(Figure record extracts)
start

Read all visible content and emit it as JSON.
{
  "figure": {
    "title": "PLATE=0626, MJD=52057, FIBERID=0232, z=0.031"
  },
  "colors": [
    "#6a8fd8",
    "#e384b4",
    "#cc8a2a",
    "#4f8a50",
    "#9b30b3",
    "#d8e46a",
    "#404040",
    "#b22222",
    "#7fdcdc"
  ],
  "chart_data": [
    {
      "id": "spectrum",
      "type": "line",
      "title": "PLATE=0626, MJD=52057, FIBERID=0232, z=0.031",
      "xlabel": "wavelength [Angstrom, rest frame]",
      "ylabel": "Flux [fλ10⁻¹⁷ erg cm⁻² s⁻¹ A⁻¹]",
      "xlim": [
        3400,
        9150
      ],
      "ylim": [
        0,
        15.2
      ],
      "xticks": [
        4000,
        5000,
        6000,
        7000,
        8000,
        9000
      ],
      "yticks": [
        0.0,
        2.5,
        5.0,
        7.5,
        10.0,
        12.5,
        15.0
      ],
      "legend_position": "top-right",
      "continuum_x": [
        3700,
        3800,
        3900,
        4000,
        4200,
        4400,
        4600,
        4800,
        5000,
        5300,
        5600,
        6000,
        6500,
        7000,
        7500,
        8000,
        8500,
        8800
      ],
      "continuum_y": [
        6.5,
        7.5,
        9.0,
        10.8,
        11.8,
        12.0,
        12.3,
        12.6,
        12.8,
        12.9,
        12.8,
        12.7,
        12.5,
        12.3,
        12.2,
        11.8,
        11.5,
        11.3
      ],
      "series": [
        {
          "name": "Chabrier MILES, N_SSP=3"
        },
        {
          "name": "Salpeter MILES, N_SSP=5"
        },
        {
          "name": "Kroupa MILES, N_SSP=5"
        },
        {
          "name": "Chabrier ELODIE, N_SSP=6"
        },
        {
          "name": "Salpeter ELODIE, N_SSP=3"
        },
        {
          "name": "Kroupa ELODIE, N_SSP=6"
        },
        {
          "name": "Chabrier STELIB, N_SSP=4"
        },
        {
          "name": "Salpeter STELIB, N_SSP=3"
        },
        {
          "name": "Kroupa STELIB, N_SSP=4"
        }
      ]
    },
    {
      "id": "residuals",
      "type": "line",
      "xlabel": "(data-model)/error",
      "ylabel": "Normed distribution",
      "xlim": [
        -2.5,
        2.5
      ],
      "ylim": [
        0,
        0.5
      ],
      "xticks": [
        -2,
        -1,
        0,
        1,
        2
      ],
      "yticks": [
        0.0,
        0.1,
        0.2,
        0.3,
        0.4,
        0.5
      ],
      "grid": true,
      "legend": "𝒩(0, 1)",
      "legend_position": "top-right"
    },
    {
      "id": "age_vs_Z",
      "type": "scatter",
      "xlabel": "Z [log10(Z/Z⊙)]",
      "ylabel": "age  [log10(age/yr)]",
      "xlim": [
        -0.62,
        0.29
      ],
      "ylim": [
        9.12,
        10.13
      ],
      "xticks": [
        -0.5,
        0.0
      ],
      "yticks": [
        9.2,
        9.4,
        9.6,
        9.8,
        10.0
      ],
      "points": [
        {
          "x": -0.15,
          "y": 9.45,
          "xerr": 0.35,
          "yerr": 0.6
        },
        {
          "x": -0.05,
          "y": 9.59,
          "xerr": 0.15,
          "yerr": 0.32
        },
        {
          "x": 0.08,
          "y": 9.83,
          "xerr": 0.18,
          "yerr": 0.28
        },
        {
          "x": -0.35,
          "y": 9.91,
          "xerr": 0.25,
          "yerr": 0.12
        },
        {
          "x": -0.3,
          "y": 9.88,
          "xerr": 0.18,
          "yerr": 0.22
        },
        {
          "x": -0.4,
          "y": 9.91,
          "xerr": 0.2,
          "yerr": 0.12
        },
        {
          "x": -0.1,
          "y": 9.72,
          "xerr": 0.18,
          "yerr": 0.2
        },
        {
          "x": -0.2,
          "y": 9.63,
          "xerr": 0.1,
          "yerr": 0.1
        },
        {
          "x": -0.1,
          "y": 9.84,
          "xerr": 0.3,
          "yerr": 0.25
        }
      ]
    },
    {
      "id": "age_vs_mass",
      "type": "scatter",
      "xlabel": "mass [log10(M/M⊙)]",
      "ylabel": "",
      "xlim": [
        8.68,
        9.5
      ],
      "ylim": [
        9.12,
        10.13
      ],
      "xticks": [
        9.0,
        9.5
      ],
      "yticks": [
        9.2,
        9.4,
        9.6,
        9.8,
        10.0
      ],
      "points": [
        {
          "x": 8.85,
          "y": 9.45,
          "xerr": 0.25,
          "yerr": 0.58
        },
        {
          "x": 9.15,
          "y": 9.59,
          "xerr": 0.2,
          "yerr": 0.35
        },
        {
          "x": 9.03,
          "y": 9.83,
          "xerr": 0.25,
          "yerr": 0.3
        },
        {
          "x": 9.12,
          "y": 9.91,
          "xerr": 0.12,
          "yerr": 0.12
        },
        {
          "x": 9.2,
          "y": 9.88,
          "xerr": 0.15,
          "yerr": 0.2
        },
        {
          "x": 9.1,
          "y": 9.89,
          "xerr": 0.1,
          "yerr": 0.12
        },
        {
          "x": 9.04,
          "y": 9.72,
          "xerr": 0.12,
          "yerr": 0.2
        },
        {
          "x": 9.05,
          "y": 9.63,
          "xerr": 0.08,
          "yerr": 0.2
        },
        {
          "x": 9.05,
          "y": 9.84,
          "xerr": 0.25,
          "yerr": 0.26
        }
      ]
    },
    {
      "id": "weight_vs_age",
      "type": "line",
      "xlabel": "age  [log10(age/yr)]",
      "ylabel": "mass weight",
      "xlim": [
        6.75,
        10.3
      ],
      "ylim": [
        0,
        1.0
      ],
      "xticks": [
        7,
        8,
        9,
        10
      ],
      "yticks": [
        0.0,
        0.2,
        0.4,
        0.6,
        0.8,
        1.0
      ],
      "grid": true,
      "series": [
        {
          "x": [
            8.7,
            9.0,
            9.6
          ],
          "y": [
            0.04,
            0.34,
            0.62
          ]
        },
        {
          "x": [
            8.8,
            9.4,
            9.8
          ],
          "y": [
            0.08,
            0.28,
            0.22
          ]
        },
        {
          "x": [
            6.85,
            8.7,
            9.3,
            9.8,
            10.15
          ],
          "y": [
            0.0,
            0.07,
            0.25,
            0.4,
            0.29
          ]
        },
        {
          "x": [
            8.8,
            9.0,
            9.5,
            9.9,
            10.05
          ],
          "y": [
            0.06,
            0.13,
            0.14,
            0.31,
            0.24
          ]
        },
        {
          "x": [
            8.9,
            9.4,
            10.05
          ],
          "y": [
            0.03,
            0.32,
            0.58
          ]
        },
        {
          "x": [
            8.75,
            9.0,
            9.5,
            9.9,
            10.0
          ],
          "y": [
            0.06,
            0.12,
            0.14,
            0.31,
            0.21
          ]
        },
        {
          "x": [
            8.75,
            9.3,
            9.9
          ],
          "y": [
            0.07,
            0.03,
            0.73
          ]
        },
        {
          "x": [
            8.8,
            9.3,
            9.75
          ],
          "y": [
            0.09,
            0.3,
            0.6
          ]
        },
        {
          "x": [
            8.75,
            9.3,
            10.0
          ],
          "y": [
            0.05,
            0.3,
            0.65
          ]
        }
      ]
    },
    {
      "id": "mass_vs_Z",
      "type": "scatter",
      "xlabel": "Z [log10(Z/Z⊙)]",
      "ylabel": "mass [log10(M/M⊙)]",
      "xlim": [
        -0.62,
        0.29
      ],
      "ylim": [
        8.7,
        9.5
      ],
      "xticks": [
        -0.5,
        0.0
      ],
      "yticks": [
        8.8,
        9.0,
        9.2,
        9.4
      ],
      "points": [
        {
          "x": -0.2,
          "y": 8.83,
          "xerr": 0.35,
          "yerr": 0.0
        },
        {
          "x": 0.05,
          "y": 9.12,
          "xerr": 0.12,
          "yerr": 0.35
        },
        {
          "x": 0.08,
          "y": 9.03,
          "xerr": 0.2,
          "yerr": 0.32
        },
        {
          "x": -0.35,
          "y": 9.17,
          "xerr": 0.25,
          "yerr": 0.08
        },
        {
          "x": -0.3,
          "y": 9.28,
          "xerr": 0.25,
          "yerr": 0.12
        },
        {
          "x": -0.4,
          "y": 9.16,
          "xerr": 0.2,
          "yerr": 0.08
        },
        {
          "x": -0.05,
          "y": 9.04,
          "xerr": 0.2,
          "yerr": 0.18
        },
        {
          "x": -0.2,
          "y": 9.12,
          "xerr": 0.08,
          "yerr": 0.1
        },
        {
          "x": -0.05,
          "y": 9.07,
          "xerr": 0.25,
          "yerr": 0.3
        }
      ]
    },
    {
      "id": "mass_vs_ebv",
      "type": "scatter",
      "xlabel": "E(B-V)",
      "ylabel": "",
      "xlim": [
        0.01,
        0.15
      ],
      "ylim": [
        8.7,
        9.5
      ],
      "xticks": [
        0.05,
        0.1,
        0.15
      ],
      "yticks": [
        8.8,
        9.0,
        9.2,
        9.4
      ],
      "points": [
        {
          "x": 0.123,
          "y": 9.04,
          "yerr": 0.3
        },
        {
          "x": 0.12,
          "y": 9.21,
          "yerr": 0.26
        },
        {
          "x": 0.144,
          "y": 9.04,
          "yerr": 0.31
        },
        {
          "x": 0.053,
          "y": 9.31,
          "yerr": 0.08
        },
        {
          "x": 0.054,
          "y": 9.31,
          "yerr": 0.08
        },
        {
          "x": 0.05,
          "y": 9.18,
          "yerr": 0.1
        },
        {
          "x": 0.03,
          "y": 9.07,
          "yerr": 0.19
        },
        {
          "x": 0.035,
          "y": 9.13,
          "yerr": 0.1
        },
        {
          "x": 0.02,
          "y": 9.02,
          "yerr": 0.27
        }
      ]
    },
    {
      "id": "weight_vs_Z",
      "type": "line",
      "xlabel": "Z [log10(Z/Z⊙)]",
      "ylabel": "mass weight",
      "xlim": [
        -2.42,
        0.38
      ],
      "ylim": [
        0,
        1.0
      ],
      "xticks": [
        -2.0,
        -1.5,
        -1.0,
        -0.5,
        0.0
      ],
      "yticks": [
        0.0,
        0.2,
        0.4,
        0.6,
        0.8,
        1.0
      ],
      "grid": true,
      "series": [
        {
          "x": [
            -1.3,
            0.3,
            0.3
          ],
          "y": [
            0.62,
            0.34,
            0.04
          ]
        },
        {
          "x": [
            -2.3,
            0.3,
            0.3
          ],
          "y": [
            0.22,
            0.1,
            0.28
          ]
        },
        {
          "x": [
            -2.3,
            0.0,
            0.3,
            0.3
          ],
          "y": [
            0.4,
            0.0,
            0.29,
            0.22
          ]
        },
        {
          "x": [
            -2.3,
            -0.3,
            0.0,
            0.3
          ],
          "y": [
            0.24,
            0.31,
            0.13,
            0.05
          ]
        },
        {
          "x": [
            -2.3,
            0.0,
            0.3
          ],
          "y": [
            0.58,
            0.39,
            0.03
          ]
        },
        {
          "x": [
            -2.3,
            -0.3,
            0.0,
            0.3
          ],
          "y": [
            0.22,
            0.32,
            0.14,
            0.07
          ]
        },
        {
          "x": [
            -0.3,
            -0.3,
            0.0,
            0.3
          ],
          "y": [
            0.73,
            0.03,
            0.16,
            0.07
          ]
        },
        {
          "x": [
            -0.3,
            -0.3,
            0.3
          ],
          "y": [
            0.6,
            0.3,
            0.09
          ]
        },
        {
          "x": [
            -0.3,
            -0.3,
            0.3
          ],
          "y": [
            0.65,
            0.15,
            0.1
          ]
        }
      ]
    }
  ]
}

end

## [Exercise instructions]
Reproduce every line of the listing above in which the string "Salpeter" appears.

## [Answer in full]
          "name": "Salpeter MILES, N_SSP=5"
          "name": "Salpeter ELODIE, N_SSP=3"
          "name": "Salpeter STELIB, N_SSP=3"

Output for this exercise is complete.